(Dataset excerpts)
-=-=-
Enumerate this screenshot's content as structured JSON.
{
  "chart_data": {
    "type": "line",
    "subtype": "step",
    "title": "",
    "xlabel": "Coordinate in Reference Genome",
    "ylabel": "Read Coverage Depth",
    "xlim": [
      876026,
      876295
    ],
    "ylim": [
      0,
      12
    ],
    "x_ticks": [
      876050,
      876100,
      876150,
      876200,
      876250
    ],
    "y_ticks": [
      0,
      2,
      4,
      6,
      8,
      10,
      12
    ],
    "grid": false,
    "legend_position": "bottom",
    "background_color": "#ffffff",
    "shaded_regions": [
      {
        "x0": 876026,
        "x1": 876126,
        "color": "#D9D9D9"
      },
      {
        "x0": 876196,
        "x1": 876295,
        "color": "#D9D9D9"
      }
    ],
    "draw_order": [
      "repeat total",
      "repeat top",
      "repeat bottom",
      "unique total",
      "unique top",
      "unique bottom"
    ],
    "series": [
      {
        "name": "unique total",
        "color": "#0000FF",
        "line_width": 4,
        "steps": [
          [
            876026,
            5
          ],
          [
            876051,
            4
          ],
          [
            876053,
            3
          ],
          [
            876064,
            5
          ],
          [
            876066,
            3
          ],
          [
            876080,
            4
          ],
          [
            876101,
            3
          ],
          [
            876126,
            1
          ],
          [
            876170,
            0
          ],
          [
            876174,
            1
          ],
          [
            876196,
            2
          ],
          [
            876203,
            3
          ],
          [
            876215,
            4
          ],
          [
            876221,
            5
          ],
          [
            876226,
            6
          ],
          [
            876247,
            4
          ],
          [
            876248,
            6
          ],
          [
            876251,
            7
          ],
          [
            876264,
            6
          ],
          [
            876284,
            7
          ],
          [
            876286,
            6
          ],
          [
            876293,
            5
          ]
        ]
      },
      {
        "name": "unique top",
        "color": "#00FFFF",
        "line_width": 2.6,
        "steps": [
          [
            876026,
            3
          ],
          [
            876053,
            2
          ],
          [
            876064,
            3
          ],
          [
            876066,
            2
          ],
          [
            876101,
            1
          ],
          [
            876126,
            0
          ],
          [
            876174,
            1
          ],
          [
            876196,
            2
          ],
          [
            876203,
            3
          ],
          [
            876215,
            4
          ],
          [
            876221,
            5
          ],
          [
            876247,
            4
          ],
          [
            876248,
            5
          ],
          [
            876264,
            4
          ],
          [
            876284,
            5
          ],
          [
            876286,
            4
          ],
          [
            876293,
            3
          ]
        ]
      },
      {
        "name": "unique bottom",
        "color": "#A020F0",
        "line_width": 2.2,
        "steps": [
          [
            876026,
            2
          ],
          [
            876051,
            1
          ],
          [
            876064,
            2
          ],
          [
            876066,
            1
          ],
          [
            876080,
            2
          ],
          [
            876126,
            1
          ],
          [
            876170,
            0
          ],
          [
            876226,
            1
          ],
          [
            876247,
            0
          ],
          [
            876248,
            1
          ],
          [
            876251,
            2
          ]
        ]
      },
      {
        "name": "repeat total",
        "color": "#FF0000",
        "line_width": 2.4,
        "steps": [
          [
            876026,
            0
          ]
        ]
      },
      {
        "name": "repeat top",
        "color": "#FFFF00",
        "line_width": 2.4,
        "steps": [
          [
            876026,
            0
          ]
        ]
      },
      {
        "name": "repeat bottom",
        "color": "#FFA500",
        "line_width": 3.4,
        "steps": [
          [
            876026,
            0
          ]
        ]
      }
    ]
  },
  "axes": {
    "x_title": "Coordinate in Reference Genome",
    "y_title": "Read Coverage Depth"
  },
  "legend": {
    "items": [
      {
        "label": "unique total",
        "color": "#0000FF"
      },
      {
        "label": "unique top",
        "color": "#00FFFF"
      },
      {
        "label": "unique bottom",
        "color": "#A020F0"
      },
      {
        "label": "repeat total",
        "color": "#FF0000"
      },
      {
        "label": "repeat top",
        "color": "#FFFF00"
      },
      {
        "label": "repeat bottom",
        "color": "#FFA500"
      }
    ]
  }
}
-=-=-
▸ **GOAL OF THE EXERCISE**
State how many lines in the entries hold "bottom". Nothing should come before or after the number.

▸ **EXERCISE ANSWER**
7